>> Begin INFORMATION SHOWN
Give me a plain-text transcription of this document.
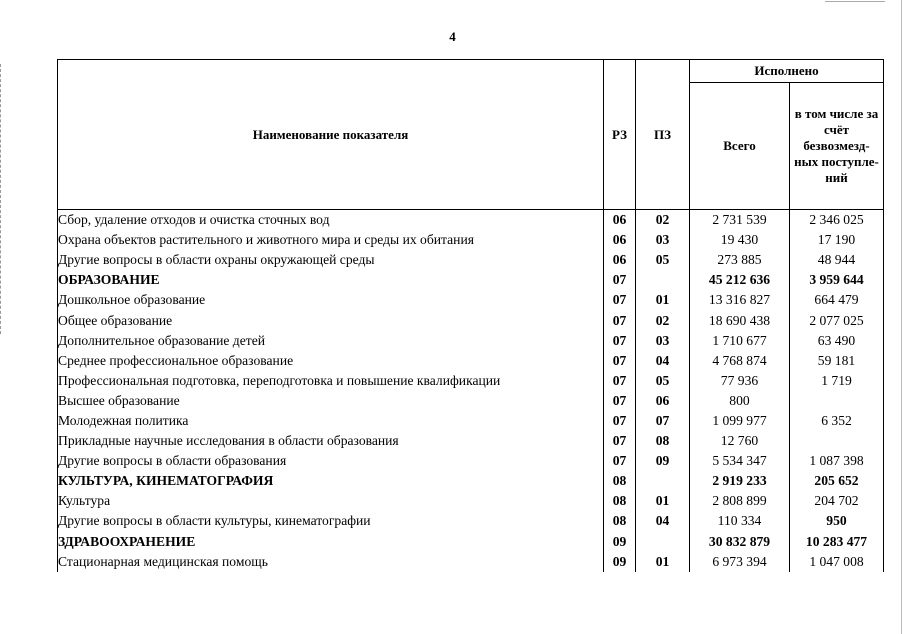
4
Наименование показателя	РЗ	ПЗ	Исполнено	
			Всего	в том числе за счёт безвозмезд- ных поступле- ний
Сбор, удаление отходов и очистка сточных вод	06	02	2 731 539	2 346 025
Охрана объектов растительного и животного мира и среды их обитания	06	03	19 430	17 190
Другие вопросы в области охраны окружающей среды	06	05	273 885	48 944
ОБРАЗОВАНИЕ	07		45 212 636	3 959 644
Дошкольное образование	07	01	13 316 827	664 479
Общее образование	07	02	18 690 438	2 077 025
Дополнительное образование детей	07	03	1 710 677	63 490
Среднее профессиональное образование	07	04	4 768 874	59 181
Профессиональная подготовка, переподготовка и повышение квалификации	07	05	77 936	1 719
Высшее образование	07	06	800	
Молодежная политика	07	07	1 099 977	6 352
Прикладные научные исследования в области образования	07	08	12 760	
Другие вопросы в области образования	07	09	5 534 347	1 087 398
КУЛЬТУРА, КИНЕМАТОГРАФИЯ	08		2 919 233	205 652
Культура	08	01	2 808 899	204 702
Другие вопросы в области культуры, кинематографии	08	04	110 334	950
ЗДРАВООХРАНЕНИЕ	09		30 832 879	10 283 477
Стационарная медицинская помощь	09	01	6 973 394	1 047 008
>> End INFORMATION SHOWN
EXERCISE: All of the records need repeating exactly, except for the pictures.

TASK ANSWER:
Give me a plain-text transcription of this document.
4
Наименование показателя	РЗ	ПЗ	Исполнено	
			Всего	в том числе за счёт безвозмезд- ных поступле- ний
Сбор, удаление отходов и очистка сточных вод	06	02	2 731 539	2 346 025
Охрана объектов растительного и животного мира и среды их обитания	06	03	19 430	17 190
Другие вопросы в области охраны окружающей среды	06	05	273 885	48 944
ОБРАЗОВАНИЕ	07		45 212 636	3 959 644
Дошкольное образование	07	01	13 316 827	664 479
Общее образование	07	02	18 690 438	2 077 025
Дополнительное образование детей	07	03	1 710 677	63 490
Среднее профессиональное образование	07	04	4 768 874	59 181
Профессиональная подготовка, переподготовка и повышение квалификации	07	05	77 936	1 719
Высшее образование	07	06	800	
Молодежная политика	07	07	1 099 977	6 352
Прикладные научные исследования в области образования	07	08	12 760	
Другие вопросы в области образования	07	09	5 534 347	1 087 398
КУЛЬТУРА, КИНЕМАТОГРАФИЯ	08		2 919 233	205 652
Культура	08	01	2 808 899	204 702
Другие вопросы в области культуры, кинематографии	08	04	110 334	950
ЗДРАВООХРАНЕНИЕ	09		30 832 879	10 283 477
Стационарная медицинская помощь	09	01	6 973 394	1 047 008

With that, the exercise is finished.